→ **Task details**:
Reproduce the full listing that appears beneath this instruction exactly.

------ Raw records

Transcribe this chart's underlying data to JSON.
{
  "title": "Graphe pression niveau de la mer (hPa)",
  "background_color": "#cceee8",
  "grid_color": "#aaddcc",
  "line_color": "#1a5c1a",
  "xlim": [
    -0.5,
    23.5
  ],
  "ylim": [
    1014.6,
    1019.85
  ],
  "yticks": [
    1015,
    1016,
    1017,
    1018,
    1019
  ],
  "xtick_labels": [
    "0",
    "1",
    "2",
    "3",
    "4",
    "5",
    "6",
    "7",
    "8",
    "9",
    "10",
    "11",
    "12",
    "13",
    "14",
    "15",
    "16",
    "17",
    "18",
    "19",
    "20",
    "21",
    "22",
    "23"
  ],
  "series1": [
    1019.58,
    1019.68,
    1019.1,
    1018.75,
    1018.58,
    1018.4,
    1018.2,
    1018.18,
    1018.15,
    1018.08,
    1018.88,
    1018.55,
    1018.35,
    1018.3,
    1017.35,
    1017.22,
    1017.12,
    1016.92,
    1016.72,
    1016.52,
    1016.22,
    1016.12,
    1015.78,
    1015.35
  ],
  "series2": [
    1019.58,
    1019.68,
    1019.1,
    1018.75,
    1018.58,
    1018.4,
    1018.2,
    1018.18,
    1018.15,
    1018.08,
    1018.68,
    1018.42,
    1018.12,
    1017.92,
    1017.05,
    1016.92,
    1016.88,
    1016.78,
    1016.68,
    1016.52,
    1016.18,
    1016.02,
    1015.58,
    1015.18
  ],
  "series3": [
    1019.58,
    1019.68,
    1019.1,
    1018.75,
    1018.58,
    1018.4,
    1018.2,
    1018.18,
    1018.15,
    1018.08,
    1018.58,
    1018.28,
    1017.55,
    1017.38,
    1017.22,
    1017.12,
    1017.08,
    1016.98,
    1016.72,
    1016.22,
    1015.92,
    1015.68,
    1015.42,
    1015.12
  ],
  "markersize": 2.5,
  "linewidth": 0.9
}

------------

→ **Expected answer**:
Transcribe this chart's underlying data to JSON.
{
  "title": "Graphe pression niveau de la mer (hPa)",
  "background_color": "#cceee8",
  "grid_color": "#aaddcc",
  "line_color": "#1a5c1a",
  "xlim": [
    -0.5,
    23.5
  ],
  "ylim": [
    1014.6,
    1019.85
  ],
  "yticks": [
    1015,
    1016,
    1017,
    1018,
    1019
  ],
  "xtick_labels": [
    "0",
    "1",
    "2",
    "3",
    "4",
    "5",
    "6",
    "7",
    "8",
    "9",
    "10",
    "11",
    "12",
    "13",
    "14",
    "15",
    "16",
    "17",
    "18",
    "19",
    "20",
    "21",
    "22",
    "23"
  ],
  "series1": [
    1019.58,
    1019.68,
    1019.1,
    1018.75,
    1018.58,
    1018.4,
    1018.2,
    1018.18,
    1018.15,
    1018.08,
    1018.88,
    1018.55,
    1018.35,
    1018.3,
    1017.35,
    1017.22,
    1017.12,
    1016.92,
    1016.72,
    1016.52,
    1016.22,
    1016.12,
    1015.78,
    1015.35
  ],
  "series2": [
    1019.58,
    1019.68,
    1019.1,
    1018.75,
    1018.58,
    1018.4,
    1018.2,
    1018.18,
    1018.15,
    1018.08,
    1018.68,
    1018.42,
    1018.12,
    1017.92,
    1017.05,
    1016.92,
    1016.88,
    1016.78,
    1016.68,
    1016.52,
    1016.18,
    1016.02,
    1015.58,
    1015.18
  ],
  "series3": [
    1019.58,
    1019.68,
    1019.1,
    1018.75,
    1018.58,
    1018.4,
    1018.2,
    1018.18,
    1018.15,
    1018.08,
    1018.58,
    1018.28,
    1017.55,
    1017.38,
    1017.22,
    1017.12,
    1017.08,
    1016.98,
    1016.72,
    1016.22,
    1015.92,
    1015.68,
    1015.42,
    1015.12
  ],
  "markersize": 2.5,
  "linewidth": 0.9
}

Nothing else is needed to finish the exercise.